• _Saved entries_
-- START --

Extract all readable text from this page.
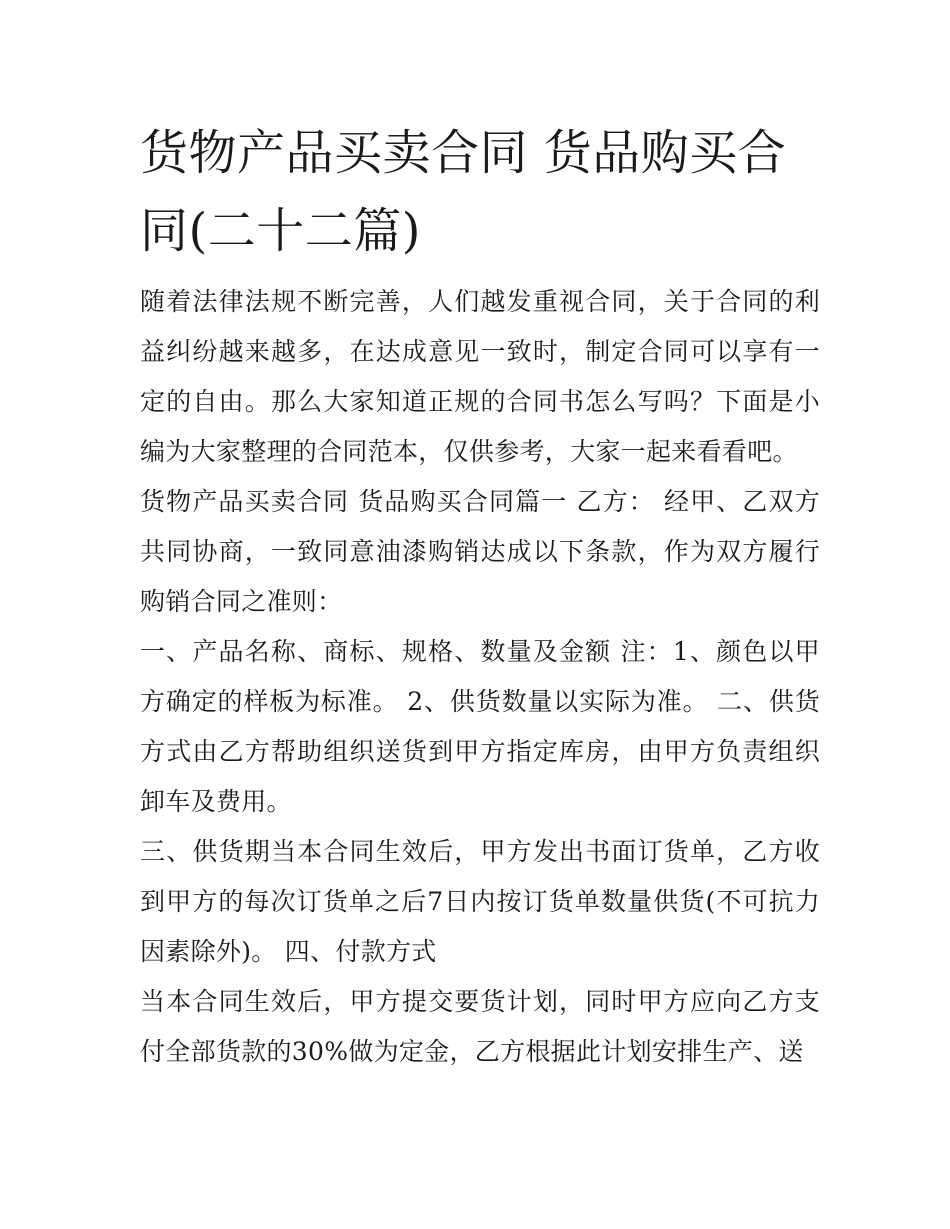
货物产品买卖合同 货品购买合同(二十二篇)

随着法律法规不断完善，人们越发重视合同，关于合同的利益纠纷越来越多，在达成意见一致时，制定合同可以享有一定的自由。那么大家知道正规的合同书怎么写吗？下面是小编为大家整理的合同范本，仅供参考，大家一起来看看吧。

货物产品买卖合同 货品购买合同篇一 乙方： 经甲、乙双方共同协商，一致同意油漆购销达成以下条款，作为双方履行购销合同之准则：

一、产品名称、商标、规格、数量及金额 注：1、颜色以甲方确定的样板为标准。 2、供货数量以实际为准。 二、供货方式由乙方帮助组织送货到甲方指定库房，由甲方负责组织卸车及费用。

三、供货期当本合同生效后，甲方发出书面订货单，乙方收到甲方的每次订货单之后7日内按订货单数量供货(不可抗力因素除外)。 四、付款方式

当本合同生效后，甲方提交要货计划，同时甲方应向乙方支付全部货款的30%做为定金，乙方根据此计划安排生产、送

-- END --
-- START --

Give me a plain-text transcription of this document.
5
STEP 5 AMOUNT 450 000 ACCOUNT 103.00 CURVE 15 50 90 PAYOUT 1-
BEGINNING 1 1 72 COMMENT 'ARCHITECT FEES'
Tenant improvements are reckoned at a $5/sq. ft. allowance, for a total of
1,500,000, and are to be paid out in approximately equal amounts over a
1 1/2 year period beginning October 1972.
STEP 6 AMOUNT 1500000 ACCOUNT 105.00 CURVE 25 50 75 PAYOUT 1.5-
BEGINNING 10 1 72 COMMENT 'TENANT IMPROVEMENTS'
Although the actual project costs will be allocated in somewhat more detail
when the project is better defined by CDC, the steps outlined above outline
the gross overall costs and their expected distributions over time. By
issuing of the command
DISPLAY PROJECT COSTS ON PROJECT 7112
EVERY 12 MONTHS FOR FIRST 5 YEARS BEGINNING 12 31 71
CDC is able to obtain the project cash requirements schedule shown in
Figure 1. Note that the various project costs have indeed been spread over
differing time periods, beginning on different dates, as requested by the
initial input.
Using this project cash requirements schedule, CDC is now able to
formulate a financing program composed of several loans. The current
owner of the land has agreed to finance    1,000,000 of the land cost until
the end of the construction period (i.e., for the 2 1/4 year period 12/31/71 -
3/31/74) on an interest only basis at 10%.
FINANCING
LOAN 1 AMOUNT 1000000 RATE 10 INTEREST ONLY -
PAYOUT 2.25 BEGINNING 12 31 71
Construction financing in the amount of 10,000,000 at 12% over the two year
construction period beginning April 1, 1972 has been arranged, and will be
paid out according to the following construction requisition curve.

-- END --

• _Challenge_
Gather every line from the entries above where the word "over" appears, and copy them.

• _Correct output_
1,500,000, and are to be paid out in approximately equal amounts over a
the gross overall costs and their expected distributions over time. By
Figure 1. Note that the various project costs have indeed been spread over
Construction financing in the amount of 10,000,000 at 12% over the two year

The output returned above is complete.